What is asked:
Only lines holding the word "name" should be copied from the material.
-- BEGIN --
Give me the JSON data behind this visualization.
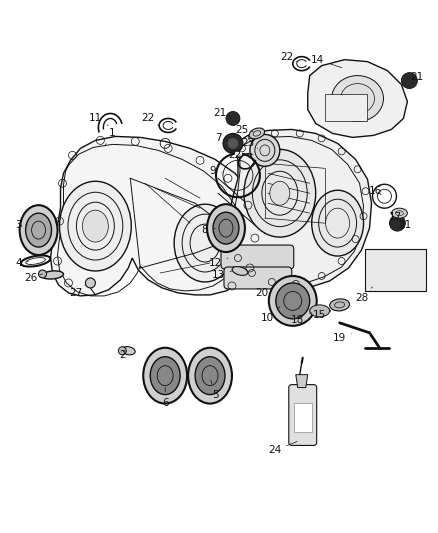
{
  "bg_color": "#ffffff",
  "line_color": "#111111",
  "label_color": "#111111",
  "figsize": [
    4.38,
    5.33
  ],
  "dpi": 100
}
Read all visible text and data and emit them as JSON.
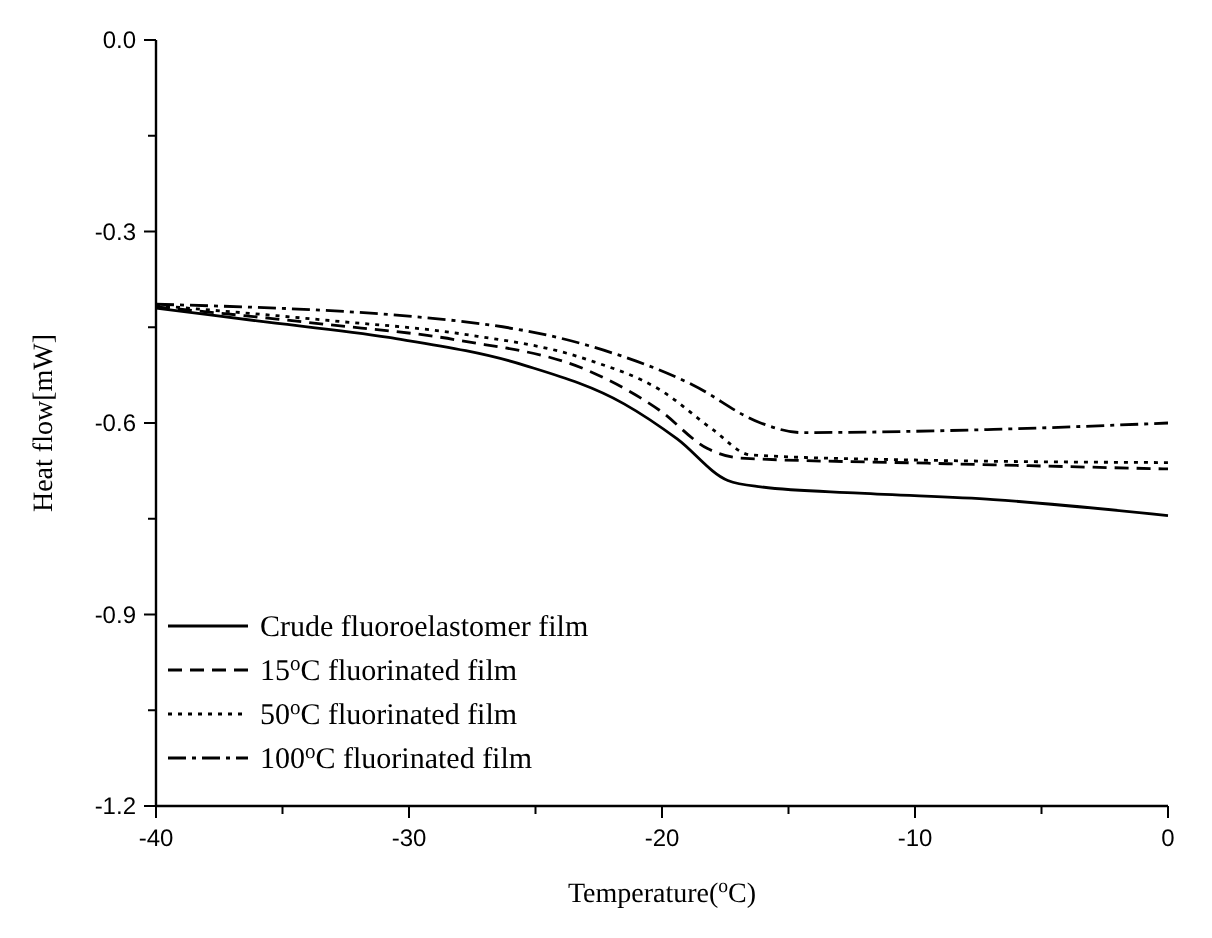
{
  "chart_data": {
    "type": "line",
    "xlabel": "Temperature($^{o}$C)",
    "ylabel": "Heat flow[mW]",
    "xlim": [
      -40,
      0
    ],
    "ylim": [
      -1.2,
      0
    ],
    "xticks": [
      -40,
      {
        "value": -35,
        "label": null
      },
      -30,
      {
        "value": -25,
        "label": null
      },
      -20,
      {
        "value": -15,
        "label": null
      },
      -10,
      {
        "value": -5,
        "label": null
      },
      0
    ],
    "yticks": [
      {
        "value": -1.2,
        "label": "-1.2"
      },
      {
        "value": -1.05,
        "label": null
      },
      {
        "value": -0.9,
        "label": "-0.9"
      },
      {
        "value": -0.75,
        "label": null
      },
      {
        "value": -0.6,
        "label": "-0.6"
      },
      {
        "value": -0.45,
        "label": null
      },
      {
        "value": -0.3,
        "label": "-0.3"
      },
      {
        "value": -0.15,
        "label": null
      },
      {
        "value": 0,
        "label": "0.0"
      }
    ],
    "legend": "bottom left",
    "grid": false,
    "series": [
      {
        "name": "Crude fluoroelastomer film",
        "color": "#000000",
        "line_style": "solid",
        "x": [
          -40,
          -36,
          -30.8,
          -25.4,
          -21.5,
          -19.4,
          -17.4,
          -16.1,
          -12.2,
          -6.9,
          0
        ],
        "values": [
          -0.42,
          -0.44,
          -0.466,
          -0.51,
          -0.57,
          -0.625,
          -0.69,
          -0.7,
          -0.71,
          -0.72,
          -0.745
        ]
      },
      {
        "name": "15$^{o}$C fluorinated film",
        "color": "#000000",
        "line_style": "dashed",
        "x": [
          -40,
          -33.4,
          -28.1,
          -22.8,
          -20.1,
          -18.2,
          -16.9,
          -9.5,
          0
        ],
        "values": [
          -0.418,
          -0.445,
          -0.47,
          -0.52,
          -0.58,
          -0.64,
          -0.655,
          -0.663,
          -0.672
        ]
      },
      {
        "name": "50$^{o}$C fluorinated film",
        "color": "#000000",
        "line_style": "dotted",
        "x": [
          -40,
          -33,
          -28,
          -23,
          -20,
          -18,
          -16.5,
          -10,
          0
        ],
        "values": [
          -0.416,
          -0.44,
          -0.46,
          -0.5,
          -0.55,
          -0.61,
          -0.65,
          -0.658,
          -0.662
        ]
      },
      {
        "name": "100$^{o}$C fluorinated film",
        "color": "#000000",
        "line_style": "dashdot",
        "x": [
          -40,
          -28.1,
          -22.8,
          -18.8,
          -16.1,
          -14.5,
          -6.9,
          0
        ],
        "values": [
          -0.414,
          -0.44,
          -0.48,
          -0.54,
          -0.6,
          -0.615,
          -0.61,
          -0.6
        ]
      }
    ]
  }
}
-- END --
Response:
        "name": "Crude fluoroelastomer film",
        "name": "15$^{o}$C fluorinated film",
        "name": "50$^{o}$C fluorinated film",
        "name": "100$^{o}$C fluorinated film",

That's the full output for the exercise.